-- start --

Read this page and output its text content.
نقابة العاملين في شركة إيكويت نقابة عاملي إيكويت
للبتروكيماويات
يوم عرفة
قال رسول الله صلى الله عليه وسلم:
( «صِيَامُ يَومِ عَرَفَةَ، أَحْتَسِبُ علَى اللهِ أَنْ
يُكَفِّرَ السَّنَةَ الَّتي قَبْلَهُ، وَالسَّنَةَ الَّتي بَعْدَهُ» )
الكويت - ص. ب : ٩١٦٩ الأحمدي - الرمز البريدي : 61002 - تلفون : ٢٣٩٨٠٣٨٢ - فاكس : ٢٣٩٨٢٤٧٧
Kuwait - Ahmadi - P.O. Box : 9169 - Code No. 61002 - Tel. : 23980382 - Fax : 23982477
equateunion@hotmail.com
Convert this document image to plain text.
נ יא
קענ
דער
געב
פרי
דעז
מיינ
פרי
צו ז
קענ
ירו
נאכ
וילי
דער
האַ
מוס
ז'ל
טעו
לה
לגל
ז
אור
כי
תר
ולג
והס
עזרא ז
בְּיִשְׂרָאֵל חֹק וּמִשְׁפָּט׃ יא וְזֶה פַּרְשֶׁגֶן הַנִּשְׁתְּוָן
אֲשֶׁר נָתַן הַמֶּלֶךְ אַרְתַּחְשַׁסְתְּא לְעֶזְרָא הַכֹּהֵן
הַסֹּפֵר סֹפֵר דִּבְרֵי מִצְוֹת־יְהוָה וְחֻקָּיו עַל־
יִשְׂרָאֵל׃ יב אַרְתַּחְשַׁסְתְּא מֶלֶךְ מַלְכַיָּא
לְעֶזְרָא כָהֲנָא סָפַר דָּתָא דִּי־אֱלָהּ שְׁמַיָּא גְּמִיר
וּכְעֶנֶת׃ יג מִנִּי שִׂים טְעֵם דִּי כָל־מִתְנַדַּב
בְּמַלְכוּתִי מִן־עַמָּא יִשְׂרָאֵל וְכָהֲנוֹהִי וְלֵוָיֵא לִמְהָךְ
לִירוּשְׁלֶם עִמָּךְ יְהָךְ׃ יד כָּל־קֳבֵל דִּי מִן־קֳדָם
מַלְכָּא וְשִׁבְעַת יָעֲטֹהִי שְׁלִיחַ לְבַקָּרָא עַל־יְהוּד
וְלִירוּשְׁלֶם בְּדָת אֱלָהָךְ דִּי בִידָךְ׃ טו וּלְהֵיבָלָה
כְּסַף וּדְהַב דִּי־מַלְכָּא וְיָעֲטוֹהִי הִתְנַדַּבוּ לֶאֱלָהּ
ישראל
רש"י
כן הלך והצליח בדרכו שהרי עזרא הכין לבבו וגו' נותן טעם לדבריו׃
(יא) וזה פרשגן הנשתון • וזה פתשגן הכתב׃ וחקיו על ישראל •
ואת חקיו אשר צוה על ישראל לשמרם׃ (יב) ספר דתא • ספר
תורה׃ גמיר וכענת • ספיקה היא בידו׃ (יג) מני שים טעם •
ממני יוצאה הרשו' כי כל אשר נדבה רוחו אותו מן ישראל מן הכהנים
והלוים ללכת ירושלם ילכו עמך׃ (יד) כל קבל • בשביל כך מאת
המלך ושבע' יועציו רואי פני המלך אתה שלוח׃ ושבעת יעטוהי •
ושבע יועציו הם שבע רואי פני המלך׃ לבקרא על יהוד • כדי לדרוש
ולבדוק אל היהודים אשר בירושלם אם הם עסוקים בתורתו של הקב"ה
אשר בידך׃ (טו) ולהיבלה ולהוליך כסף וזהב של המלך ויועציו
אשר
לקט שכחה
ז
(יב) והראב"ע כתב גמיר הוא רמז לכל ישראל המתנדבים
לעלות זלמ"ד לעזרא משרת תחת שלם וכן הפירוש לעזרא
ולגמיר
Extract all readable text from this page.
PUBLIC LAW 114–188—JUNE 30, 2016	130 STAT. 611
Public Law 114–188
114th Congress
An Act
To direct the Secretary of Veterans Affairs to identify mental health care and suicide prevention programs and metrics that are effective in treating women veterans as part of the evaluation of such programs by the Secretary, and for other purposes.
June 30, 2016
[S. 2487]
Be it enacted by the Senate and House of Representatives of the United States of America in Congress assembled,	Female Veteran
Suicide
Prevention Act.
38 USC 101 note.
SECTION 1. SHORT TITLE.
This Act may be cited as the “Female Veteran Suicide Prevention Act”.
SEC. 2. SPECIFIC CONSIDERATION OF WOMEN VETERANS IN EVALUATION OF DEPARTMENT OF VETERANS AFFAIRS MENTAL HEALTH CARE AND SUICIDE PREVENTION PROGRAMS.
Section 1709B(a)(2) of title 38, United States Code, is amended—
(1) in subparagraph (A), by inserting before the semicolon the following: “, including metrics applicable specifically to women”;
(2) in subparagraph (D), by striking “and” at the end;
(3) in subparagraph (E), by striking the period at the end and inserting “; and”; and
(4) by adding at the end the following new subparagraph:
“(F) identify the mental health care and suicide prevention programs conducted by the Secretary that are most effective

-- end --

#### [Challenge]
Return every entry exactly as given.

#### [Result of the exercise]
Read this page and output its text content.
نقابة العاملين في شركة إيكويت نقابة عاملي إيكويت
للبتروكيماويات
يوم عرفة
قال رسول الله صلى الله عليه وسلم:
( «صِيَامُ يَومِ عَرَفَةَ، أَحْتَسِبُ علَى اللهِ أَنْ
يُكَفِّرَ السَّنَةَ الَّتي قَبْلَهُ، وَالسَّنَةَ الَّتي بَعْدَهُ» )
الكويت - ص. ب : ٩١٦٩ الأحمدي - الرمز البريدي : 61002 - تلفون : ٢٣٩٨٠٣٨٢ - فاكس : ٢٣٩٨٢٤٧٧
Kuwait - Ahmadi - P.O. Box : 9169 - Code No. 61002 - Tel. : 23980382 - Fax : 23982477
equateunion@hotmail.com
Convert this document image to plain text.
נ יא
קענ
דער
געב
פרי
דעז
מיינ
פרי
צו ז
קענ
ירו
נאכ
וילי
דער
האַ
מוס
ז'ל
טעו
לה
לגל
ז
אור
כי
תר
ולג
והס
עזרא ז
בְּיִשְׂרָאֵל חֹק וּמִשְׁפָּט׃ יא וְזֶה פַּרְשֶׁגֶן הַנִּשְׁתְּוָן
אֲשֶׁר נָתַן הַמֶּלֶךְ אַרְתַּחְשַׁסְתְּא לְעֶזְרָא הַכֹּהֵן
הַסֹּפֵר סֹפֵר דִּבְרֵי מִצְוֹת־יְהוָה וְחֻקָּיו עַל־
יִשְׂרָאֵל׃ יב אַרְתַּחְשַׁסְתְּא מֶלֶךְ מַלְכַיָּא
לְעֶזְרָא כָהֲנָא סָפַר דָּתָא דִּי־אֱלָהּ שְׁמַיָּא גְּמִיר
וּכְעֶנֶת׃ יג מִנִּי שִׂים טְעֵם דִּי כָל־מִתְנַדַּב
בְּמַלְכוּתִי מִן־עַמָּא יִשְׂרָאֵל וְכָהֲנוֹהִי וְלֵוָיֵא לִמְהָךְ
לִירוּשְׁלֶם עִמָּךְ יְהָךְ׃ יד כָּל־קֳבֵל דִּי מִן־קֳדָם
מַלְכָּא וְשִׁבְעַת יָעֲטֹהִי שְׁלִיחַ לְבַקָּרָא עַל־יְהוּד
וְלִירוּשְׁלֶם בְּדָת אֱלָהָךְ דִּי בִידָךְ׃ טו וּלְהֵיבָלָה
כְּסַף וּדְהַב דִּי־מַלְכָּא וְיָעֲטוֹהִי הִתְנַדַּבוּ לֶאֱלָהּ
ישראל
רש"י
כן הלך והצליח בדרכו שהרי עזרא הכין לבבו וגו' נותן טעם לדבריו׃
(יא) וזה פרשגן הנשתון • וזה פתשגן הכתב׃ וחקיו על ישראל •
ואת חקיו אשר צוה על ישראל לשמרם׃ (יב) ספר דתא • ספר
תורה׃ גמיר וכענת • ספיקה היא בידו׃ (יג) מני שים טעם •
ממני יוצאה הרשו' כי כל אשר נדבה רוחו אותו מן ישראל מן הכהנים
והלוים ללכת ירושלם ילכו עמך׃ (יד) כל קבל • בשביל כך מאת
המלך ושבע' יועציו רואי פני המלך אתה שלוח׃ ושבעת יעטוהי •
ושבע יועציו הם שבע רואי פני המלך׃ לבקרא על יהוד • כדי לדרוש
ולבדוק אל היהודים אשר בירושלם אם הם עסוקים בתורתו של הקב"ה
אשר בידך׃ (טו) ולהיבלה ולהוליך כסף וזהב של המלך ויועציו
אשר
לקט שכחה
ז
(יב) והראב"ע כתב גמיר הוא רמז לכל ישראל המתנדבים
לעלות זלמ"ד לעזרא משרת תחת שלם וכן הפירוש לעזרא
ולגמיר
Extract all readable text from this page.
PUBLIC LAW 114–188—JUNE 30, 2016	130 STAT. 611
Public Law 114–188
114th Congress
An Act
To direct the Secretary of Veterans Affairs to identify mental health care and suicide prevention programs and metrics that are effective in treating women veterans as part of the evaluation of such programs by the Secretary, and for other purposes.
June 30, 2016
[S. 2487]
Be it enacted by the Senate and House of Representatives of the United States of America in Congress assembled,	Female Veteran
Suicide
Prevention Act.
38 USC 101 note.
SECTION 1. SHORT TITLE.
This Act may be cited as the “Female Veteran Suicide Prevention Act”.
SEC. 2. SPECIFIC CONSIDERATION OF WOMEN VETERANS IN EVALUATION OF DEPARTMENT OF VETERANS AFFAIRS MENTAL HEALTH CARE AND SUICIDE PREVENTION PROGRAMS.
Section 1709B(a)(2) of title 38, United States Code, is amended—
(1) in subparagraph (A), by inserting before the semicolon the following: “, including metrics applicable specifically to women”;
(2) in subparagraph (D), by striking “and” at the end;
(3) in subparagraph (E), by striking the period at the end and inserting “; and”; and
(4) by adding at the end the following new subparagraph:
“(F) identify the mental health care and suicide prevention programs conducted by the Secretary that are most effective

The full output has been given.